» **Exercise**
Quote the records in full and leave their pictures out.

» **Stored entries**
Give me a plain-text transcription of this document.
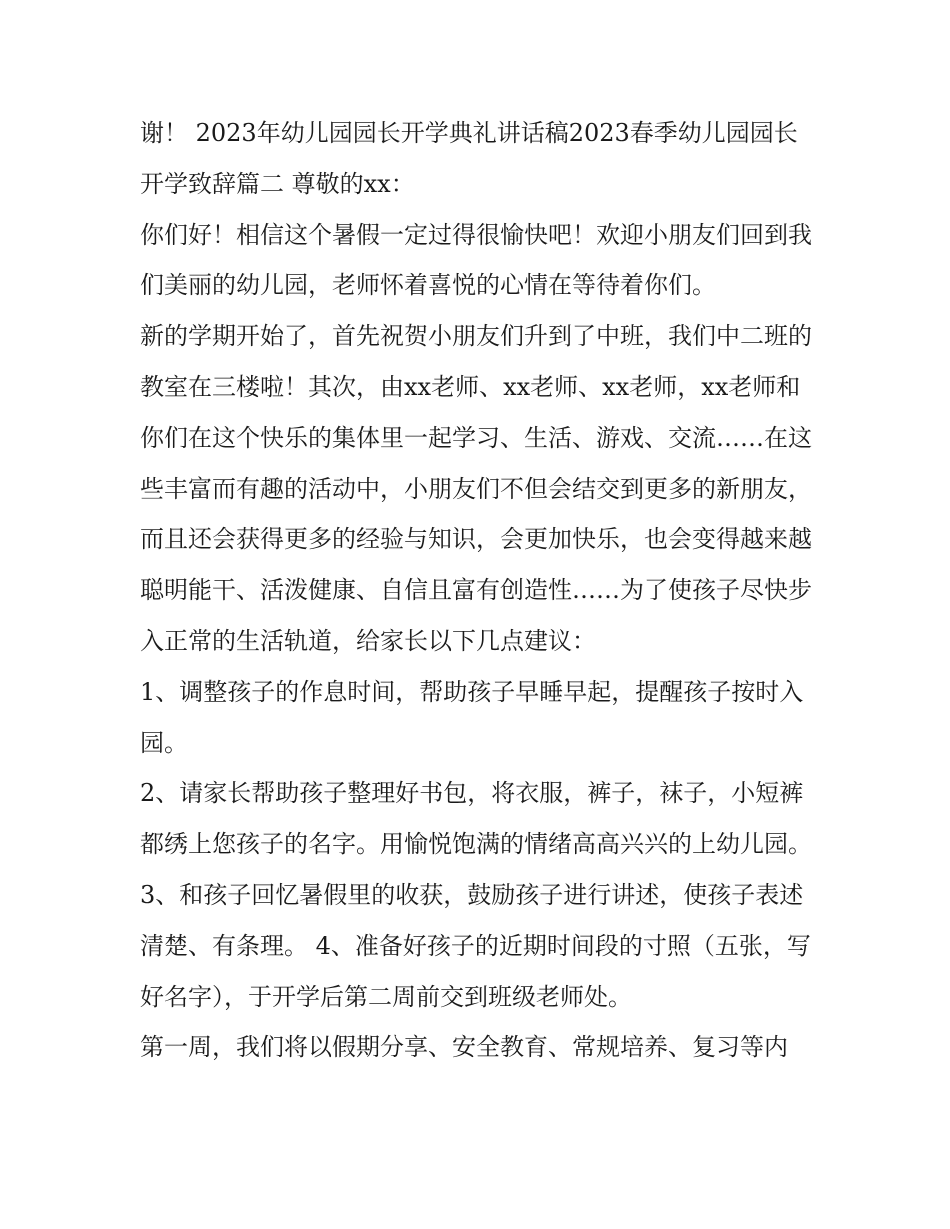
谢！ 2023年幼儿园园长开学典礼讲话稿2023春季幼儿园园长开学致辞篇二 尊敬的xx：

你们好！相信这个暑假一定过得很愉快吧！欢迎小朋友们回到我们美丽的幼儿园，老师怀着喜悦的心情在等待着你们。

新的学期开始了，首先祝贺小朋友们升到了中班，我们中二班的教室在三楼啦！其次，由xx老师、xx老师、xx老师，xx老师和你们在这个快乐的集体里一起学习、生活、游戏、交流……在这些丰富而有趣的活动中，小朋友们不但会结交到更多的新朋友，而且还会获得更多的经验与知识，会更加快乐，也会变得越来越聪明能干、活泼健康、自信且富有创造性……为了使孩子尽快步入正常的生活轨道，给家长以下几点建议：

1、调整孩子的作息时间，帮助孩子早睡早起，提醒孩子按时入园。

2、请家长帮助孩子整理好书包，将衣服，裤子，袜子，小短裤都绣上您孩子的名字。用愉悦饱满的情绪高高兴兴的上幼儿园。

3、和孩子回忆暑假里的收获，鼓励孩子进行讲述，使孩子表述清楚、有条理。 4、准备好孩子的近期时间段的寸照（五张，写好名字），于开学后第二周前交到班级老师处。

第一周，我们将以假期分享、安全教育、常规培养、复习等内
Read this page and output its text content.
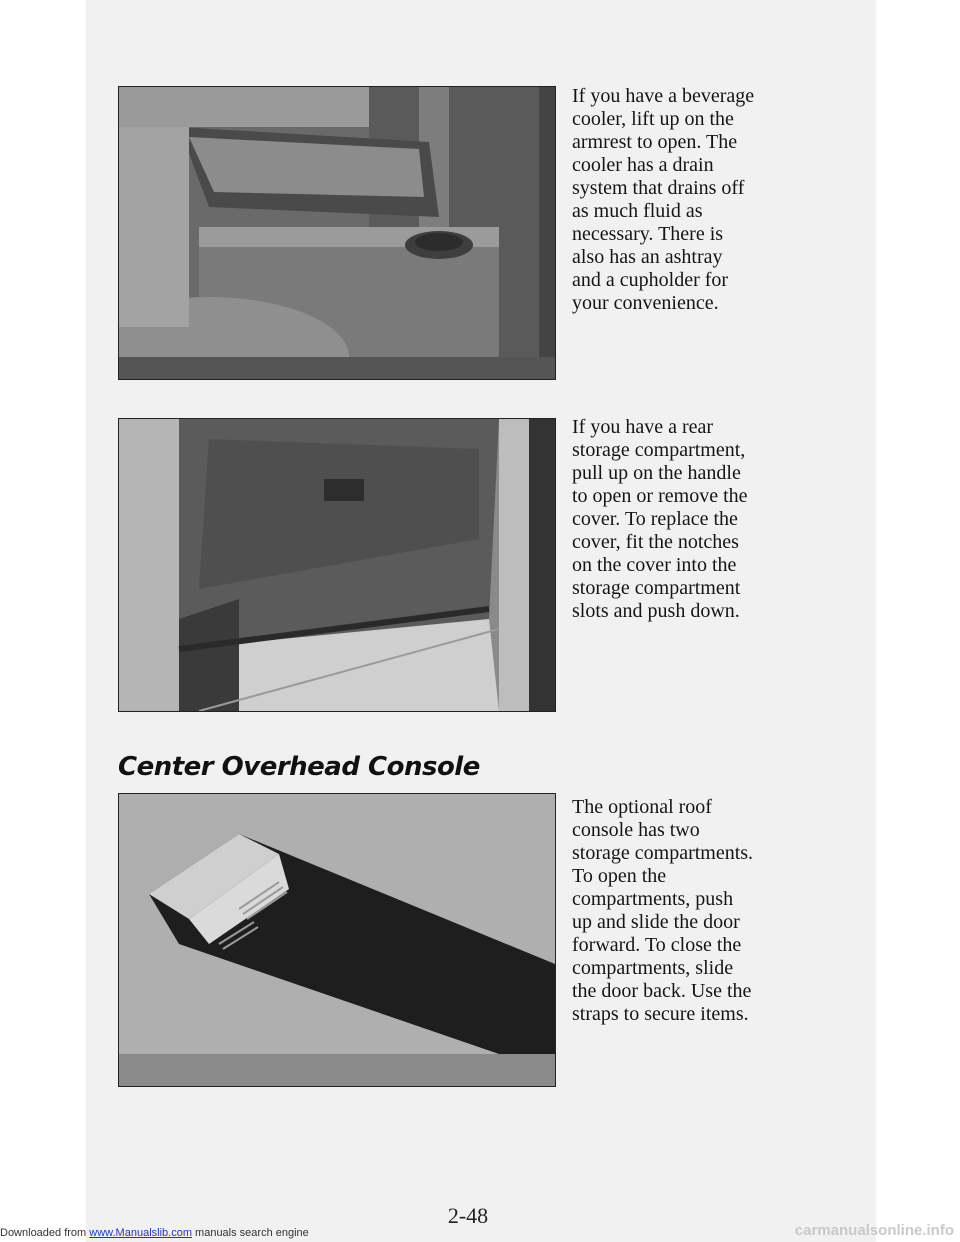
If you have a beverage
cooler, lift up on the
armrest to open. The
cooler has a drain
system that drains off
as much fluid as
necessary. There is
also has an ashtray
and a cupholder for
your convenience.

If you have a rear
storage compartment,
pull up on the handle
to open or remove the
cover. To replace the
cover, fit the notches
on the cover into the
storage compartment
slots and push down.

Center Overhead Console

The optional roof
console has two
storage compartments.
To open the
compartments, push
up and slide the door
forward. To close the
compartments, slide
the door back. Use the
straps to secure items.

2-48

Downloaded from www.Manualslib.com manuals search engine	carmanualsonline.info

» **Exercise answer**
Give me a plain-text transcription of this document.
谢！ 2023年幼儿园园长开学典礼讲话稿2023春季幼儿园园长开学致辞篇二 尊敬的xx：

你们好！相信这个暑假一定过得很愉快吧！欢迎小朋友们回到我们美丽的幼儿园，老师怀着喜悦的心情在等待着你们。

新的学期开始了，首先祝贺小朋友们升到了中班，我们中二班的教室在三楼啦！其次，由xx老师、xx老师、xx老师，xx老师和你们在这个快乐的集体里一起学习、生活、游戏、交流……在这些丰富而有趣的活动中，小朋友们不但会结交到更多的新朋友，而且还会获得更多的经验与知识，会更加快乐，也会变得越来越聪明能干、活泼健康、自信且富有创造性……为了使孩子尽快步入正常的生活轨道，给家长以下几点建议：

1、调整孩子的作息时间，帮助孩子早睡早起，提醒孩子按时入园。

2、请家长帮助孩子整理好书包，将衣服，裤子，袜子，小短裤都绣上您孩子的名字。用愉悦饱满的情绪高高兴兴的上幼儿园。

3、和孩子回忆暑假里的收获，鼓励孩子进行讲述，使孩子表述清楚、有条理。 4、准备好孩子的近期时间段的寸照（五张，写好名字），于开学后第二周前交到班级老师处。

第一周，我们将以假期分享、安全教育、常规培养、复习等内
Read this page and output its text content.
If you have a beverage
cooler, lift up on the
armrest to open. The
cooler has a drain
system that drains off
as much fluid as
necessary. There is
also has an ashtray
and a cupholder for
your convenience.

If you have a rear
storage compartment,
pull up on the handle
to open or remove the
cover. To replace the
cover, fit the notches
on the cover into the
storage compartment
slots and push down.

Center Overhead Console

The optional roof
console has two
storage compartments.
To open the
compartments, push
up and slide the door
forward. To close the
compartments, slide
the door back. Use the
straps to secure items.

2-48

Downloaded from www.Manualslib.com manuals search engine	carmanualsonline.info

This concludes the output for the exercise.